### Task prompt
Look through the data below. Show each line where the string "ELBOW" occurs.

-- -- --

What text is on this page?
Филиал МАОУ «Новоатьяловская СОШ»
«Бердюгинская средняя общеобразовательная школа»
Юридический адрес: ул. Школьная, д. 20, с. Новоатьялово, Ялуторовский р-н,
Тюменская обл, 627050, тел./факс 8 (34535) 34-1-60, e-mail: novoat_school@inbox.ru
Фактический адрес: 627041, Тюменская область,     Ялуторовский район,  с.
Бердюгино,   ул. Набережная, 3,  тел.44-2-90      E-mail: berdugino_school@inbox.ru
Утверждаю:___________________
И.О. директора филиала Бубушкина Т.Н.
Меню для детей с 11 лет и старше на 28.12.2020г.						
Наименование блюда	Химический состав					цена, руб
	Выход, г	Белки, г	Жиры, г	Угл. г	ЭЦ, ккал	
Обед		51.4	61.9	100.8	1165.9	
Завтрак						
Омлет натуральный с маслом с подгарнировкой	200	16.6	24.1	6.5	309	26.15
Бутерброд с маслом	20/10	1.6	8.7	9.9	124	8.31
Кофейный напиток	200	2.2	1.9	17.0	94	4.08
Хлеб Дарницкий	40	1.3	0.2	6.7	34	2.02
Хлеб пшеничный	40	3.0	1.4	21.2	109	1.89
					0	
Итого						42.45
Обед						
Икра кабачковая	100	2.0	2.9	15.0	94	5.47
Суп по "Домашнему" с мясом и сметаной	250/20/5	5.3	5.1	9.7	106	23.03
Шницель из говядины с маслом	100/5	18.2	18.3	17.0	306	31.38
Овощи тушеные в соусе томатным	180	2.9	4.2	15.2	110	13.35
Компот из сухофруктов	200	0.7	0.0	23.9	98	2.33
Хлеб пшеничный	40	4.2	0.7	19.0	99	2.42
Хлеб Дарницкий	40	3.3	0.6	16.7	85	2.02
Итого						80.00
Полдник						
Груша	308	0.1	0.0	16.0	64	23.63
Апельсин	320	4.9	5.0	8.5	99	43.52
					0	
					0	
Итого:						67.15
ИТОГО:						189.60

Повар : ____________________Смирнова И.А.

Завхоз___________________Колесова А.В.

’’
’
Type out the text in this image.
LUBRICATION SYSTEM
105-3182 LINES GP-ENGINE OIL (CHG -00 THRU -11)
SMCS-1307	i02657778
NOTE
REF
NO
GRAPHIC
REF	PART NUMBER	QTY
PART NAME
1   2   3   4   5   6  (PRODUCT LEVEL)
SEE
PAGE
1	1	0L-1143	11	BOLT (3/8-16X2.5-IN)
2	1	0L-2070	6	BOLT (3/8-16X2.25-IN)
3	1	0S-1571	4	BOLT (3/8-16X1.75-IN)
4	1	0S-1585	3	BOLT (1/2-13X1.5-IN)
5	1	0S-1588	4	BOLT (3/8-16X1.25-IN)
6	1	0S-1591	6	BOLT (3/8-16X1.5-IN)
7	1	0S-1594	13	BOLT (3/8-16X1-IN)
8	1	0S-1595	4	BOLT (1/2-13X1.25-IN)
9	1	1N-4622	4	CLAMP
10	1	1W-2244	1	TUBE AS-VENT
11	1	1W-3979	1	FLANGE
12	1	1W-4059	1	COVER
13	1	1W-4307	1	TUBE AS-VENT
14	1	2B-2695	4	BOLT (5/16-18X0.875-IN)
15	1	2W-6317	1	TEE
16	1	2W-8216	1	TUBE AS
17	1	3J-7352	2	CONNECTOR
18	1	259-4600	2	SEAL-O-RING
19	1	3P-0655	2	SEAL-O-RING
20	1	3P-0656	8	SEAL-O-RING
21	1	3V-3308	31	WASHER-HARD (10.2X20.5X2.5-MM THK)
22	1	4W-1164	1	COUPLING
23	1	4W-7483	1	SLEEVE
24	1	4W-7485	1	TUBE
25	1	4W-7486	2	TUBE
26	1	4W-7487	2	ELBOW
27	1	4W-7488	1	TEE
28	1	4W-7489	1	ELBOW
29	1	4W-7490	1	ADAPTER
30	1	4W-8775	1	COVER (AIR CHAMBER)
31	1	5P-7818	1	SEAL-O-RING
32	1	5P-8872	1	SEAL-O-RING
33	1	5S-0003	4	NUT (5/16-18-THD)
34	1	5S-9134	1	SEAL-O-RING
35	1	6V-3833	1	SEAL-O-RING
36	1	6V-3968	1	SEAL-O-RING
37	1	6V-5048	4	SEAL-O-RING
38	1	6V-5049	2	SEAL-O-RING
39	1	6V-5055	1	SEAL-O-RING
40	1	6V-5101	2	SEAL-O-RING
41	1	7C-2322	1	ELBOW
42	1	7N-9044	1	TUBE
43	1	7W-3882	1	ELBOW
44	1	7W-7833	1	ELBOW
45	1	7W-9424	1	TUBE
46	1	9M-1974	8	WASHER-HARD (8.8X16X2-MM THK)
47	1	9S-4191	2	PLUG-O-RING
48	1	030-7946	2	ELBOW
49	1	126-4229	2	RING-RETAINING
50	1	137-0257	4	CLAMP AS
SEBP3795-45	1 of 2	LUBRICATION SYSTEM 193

-- -- --

### Task solution
26	1	4W-7487	2	ELBOW
28	1	4W-7489	1	ELBOW
41	1	7C-2322	1	ELBOW
43	1	7W-3882	1	ELBOW
44	1	7W-7833	1	ELBOW
48	1	030-7946	2	ELBOW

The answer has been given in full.